----- Given information

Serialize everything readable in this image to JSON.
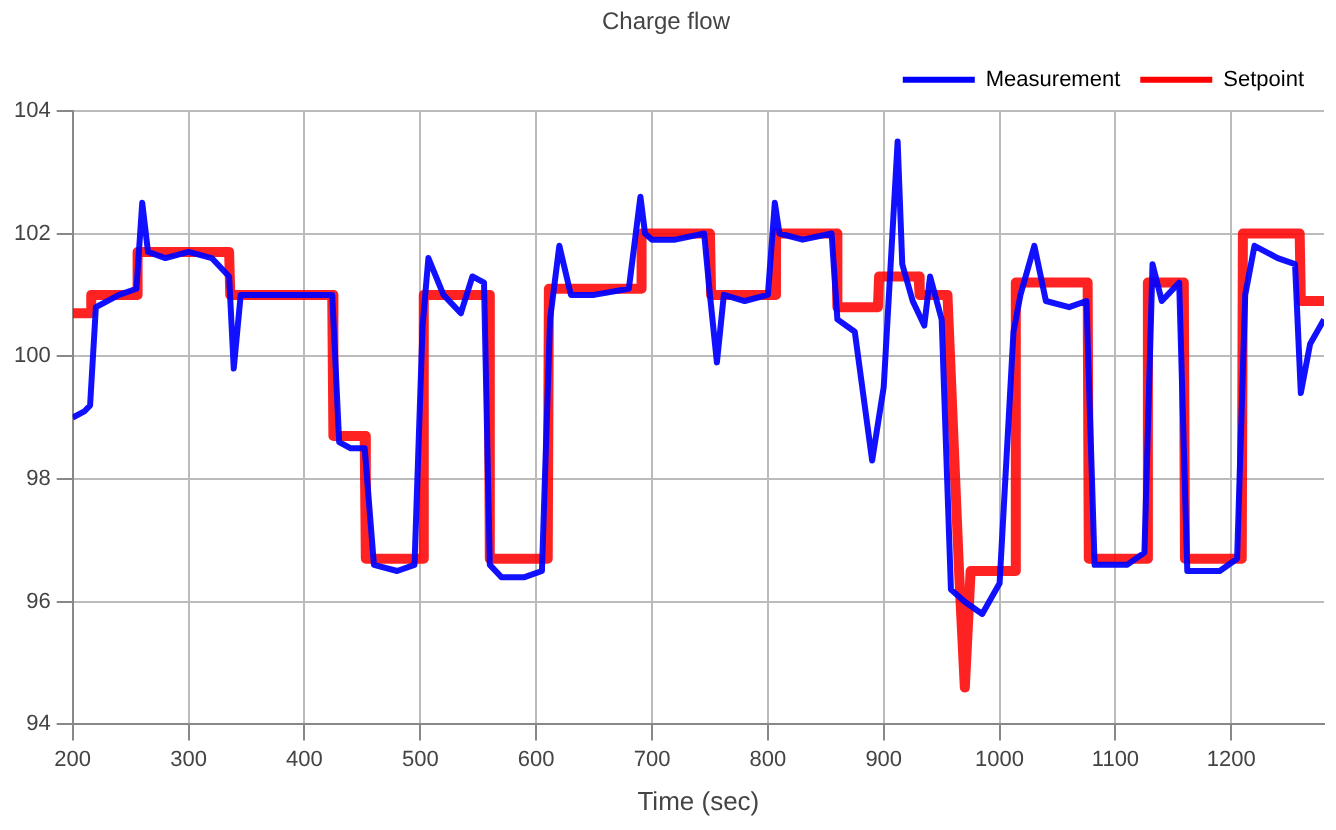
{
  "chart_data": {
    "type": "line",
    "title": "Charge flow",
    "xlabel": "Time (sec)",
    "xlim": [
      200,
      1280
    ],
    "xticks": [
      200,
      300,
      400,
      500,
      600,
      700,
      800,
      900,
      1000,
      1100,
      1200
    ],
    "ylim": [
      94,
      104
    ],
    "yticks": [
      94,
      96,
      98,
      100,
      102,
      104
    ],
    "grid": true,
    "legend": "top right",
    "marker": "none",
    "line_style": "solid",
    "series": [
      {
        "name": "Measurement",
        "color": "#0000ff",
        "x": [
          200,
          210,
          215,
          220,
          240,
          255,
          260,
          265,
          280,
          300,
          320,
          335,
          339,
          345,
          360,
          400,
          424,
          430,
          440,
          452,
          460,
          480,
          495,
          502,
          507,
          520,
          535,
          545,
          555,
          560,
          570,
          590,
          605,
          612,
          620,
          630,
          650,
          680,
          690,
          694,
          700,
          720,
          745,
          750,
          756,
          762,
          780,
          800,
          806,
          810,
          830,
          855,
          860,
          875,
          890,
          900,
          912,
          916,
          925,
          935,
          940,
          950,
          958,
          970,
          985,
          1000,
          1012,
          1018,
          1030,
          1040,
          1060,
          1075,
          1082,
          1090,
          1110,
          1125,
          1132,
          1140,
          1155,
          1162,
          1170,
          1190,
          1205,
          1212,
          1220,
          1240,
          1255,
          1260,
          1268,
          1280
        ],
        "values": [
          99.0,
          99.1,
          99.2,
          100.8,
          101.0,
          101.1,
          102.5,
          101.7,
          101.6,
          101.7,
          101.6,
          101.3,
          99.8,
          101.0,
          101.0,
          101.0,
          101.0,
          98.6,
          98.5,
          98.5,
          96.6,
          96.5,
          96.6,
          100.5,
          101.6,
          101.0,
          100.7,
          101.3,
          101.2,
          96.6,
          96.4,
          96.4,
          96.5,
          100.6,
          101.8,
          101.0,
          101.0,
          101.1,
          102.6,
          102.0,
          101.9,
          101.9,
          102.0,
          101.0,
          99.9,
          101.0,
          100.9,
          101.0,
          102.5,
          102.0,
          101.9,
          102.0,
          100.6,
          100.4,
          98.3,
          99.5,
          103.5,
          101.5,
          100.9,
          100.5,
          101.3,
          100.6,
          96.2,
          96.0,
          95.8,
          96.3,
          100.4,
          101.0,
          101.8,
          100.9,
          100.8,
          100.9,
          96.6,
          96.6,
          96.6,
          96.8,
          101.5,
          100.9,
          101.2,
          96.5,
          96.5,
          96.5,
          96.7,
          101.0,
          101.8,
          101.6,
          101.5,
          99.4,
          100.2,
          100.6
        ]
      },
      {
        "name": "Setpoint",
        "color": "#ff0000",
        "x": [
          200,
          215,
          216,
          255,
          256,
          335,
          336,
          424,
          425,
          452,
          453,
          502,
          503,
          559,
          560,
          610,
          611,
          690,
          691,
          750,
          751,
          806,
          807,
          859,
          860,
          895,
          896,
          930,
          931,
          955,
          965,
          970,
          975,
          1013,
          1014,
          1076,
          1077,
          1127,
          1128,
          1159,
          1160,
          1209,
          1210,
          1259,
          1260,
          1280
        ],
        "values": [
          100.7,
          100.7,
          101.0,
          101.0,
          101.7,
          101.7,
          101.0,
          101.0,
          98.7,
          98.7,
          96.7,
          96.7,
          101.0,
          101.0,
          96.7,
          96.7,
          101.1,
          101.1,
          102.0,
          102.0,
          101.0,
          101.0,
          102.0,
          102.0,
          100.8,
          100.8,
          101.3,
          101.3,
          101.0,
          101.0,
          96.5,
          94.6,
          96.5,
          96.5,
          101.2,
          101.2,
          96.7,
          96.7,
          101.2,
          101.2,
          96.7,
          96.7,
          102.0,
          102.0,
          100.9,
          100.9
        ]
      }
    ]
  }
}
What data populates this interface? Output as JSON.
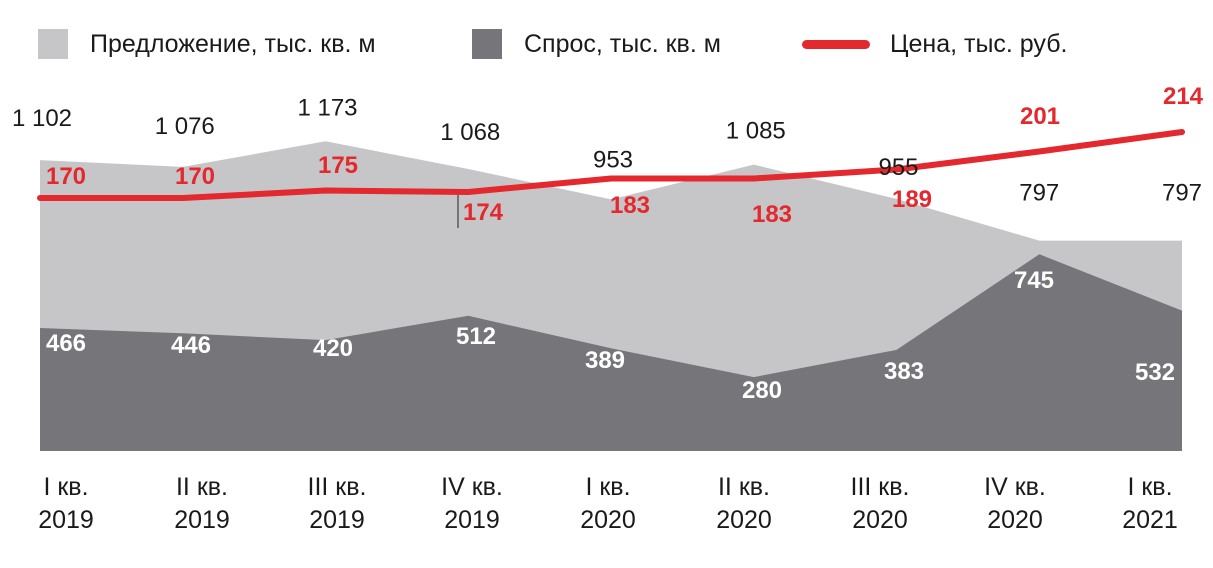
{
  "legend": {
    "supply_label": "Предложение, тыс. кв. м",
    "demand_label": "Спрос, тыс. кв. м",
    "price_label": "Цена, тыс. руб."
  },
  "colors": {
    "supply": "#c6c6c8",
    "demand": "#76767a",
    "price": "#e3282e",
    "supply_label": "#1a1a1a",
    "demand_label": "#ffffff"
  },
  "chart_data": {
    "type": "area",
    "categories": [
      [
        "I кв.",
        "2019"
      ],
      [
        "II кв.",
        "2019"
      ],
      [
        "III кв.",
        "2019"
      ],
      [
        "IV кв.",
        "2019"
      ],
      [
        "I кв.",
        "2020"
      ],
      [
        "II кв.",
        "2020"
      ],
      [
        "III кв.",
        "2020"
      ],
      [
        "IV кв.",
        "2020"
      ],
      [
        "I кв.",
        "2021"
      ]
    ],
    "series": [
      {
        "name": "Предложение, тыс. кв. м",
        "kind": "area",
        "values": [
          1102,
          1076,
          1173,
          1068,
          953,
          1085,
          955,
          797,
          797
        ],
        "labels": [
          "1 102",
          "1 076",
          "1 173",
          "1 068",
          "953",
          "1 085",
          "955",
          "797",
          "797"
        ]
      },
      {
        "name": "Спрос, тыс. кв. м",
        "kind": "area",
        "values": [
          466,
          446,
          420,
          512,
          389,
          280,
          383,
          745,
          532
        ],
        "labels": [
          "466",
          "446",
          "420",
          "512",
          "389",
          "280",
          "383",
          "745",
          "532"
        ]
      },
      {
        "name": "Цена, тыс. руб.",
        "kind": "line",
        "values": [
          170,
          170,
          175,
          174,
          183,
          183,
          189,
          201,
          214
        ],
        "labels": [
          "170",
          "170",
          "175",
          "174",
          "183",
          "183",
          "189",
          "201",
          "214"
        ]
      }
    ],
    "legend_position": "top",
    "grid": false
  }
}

----------

*Task*: Make a word-for-word copy of the entries, without any pictures.

*Complete answer*:
Serialize everything readable in this image to JSON.
{
  "chart_data": {
    "type": "line",
    "title": "Charge flow",
    "xlabel": "Time (sec)",
    "xlim": [
      200,
      1280
    ],
    "xticks": [
      200,
      300,
      400,
      500,
      600,
      700,
      800,
      900,
      1000,
      1100,
      1200
    ],
    "ylim": [
      94,
      104
    ],
    "yticks": [
      94,
      96,
      98,
      100,
      102,
      104
    ],
    "grid": true,
    "legend": "top right",
    "marker": "none",
    "line_style": "solid",
    "series": [
      {
        "name": "Measurement",
        "color": "#0000ff",
        "x": [
          200,
          210,
          215,
          220,
          240,
          255,
          260,
          265,
          280,
          300,
          320,
          335,
          339,
          345,
          360,
          400,
          424,
          430,
          440,
          452,
          460,
          480,
          495,
          502,
          507,
          520,
          535,
          545,
          555,
          560,
          570,
          590,
          605,
          612,
          620,
          630,
          650,
          680,
          690,
          694,
          700,
          720,
          745,
          750,
          756,
          762,
          780,
          800,
          806,
          810,
          830,
          855,
          860,
          875,
          890,
          900,
          912,
          916,
          925,
          935,
          940,
          950,
          958,
          970,
          985,
          1000,
          1012,
          1018,
          1030,
          1040,
          1060,
          1075,
          1082,
          1090,
          1110,
          1125,
          1132,
          1140,
          1155,
          1162,
          1170,
          1190,
          1205,
          1212,
          1220,
          1240,
          1255,
          1260,
          1268,
          1280
        ],
        "values": [
          99.0,
          99.1,
          99.2,
          100.8,
          101.0,
          101.1,
          102.5,
          101.7,
          101.6,
          101.7,
          101.6,
          101.3,
          99.8,
          101.0,
          101.0,
          101.0,
          101.0,
          98.6,
          98.5,
          98.5,
          96.6,
          96.5,
          96.6,
          100.5,
          101.6,
          101.0,
          100.7,
          101.3,
          101.2,
          96.6,
          96.4,
          96.4,
          96.5,
          100.6,
          101.8,
          101.0,
          101.0,
          101.1,
          102.6,
          102.0,
          101.9,
          101.9,
          102.0,
          101.0,
          99.9,
          101.0,
          100.9,
          101.0,
          102.5,
          102.0,
          101.9,
          102.0,
          100.6,
          100.4,
          98.3,
          99.5,
          103.5,
          101.5,
          100.9,
          100.5,
          101.3,
          100.6,
          96.2,
          96.0,
          95.8,
          96.3,
          100.4,
          101.0,
          101.8,
          100.9,
          100.8,
          100.9,
          96.6,
          96.6,
          96.6,
          96.8,
          101.5,
          100.9,
          101.2,
          96.5,
          96.5,
          96.5,
          96.7,
          101.0,
          101.8,
          101.6,
          101.5,
          99.4,
          100.2,
          100.6
        ]
      },
      {
        "name": "Setpoint",
        "color": "#ff0000",
        "x": [
          200,
          215,
          216,
          255,
          256,
          335,
          336,
          424,
          425,
          452,
          453,
          502,
          503,
          559,
          560,
          610,
          611,
          690,
          691,
          750,
          751,
          806,
          807,
          859,
          860,
          895,
          896,
          930,
          931,
          955,
          965,
          970,
          975,
          1013,
          1014,
          1076,
          1077,
          1127,
          1128,
          1159,
          1160,
          1209,
          1210,
          1259,
          1260,
          1280
        ],
        "values": [
          100.7,
          100.7,
          101.0,
          101.0,
          101.7,
          101.7,
          101.0,
          101.0,
          98.7,
          98.7,
          96.7,
          96.7,
          101.0,
          101.0,
          96.7,
          96.7,
          101.1,
          101.1,
          102.0,
          102.0,
          101.0,
          101.0,
          102.0,
          102.0,
          100.8,
          100.8,
          101.3,
          101.3,
          101.0,
          101.0,
          96.5,
          94.6,
          96.5,
          96.5,
          101.2,
          101.2,
          96.7,
          96.7,
          101.2,
          101.2,
          96.7,
          96.7,
          102.0,
          102.0,
          100.9,
          100.9
        ]
      }
    ]
  }
}
What data populates this interface? Output as JSON.
{
  "legend": {
    "supply_label": "Предложение, тыс. кв. м",
    "demand_label": "Спрос, тыс. кв. м",
    "price_label": "Цена, тыс. руб."
  },
  "colors": {
    "supply": "#c6c6c8",
    "demand": "#76767a",
    "price": "#e3282e",
    "supply_label": "#1a1a1a",
    "demand_label": "#ffffff"
  },
  "chart_data": {
    "type": "area",
    "categories": [
      [
        "I кв.",
        "2019"
      ],
      [
        "II кв.",
        "2019"
      ],
      [
        "III кв.",
        "2019"
      ],
      [
        "IV кв.",
        "2019"
      ],
      [
        "I кв.",
        "2020"
      ],
      [
        "II кв.",
        "2020"
      ],
      [
        "III кв.",
        "2020"
      ],
      [
        "IV кв.",
        "2020"
      ],
      [
        "I кв.",
        "2021"
      ]
    ],
    "series": [
      {
        "name": "Предложение, тыс. кв. м",
        "kind": "area",
        "values": [
          1102,
          1076,
          1173,
          1068,
          953,
          1085,
          955,
          797,
          797
        ],
        "labels": [
          "1 102",
          "1 076",
          "1 173",
          "1 068",
          "953",
          "1 085",
          "955",
          "797",
          "797"
        ]
      },
      {
        "name": "Спрос, тыс. кв. м",
        "kind": "area",
        "values": [
          466,
          446,
          420,
          512,
          389,
          280,
          383,
          745,
          532
        ],
        "labels": [
          "466",
          "446",
          "420",
          "512",
          "389",
          "280",
          "383",
          "745",
          "532"
        ]
      },
      {
        "name": "Цена, тыс. руб.",
        "kind": "line",
        "values": [
          170,
          170,
          175,
          174,
          183,
          183,
          189,
          201,
          214
        ],
        "labels": [
          "170",
          "170",
          "175",
          "174",
          "183",
          "183",
          "189",
          "201",
          "214"
        ]
      }
    ],
    "legend_position": "top",
    "grid": false
  }
}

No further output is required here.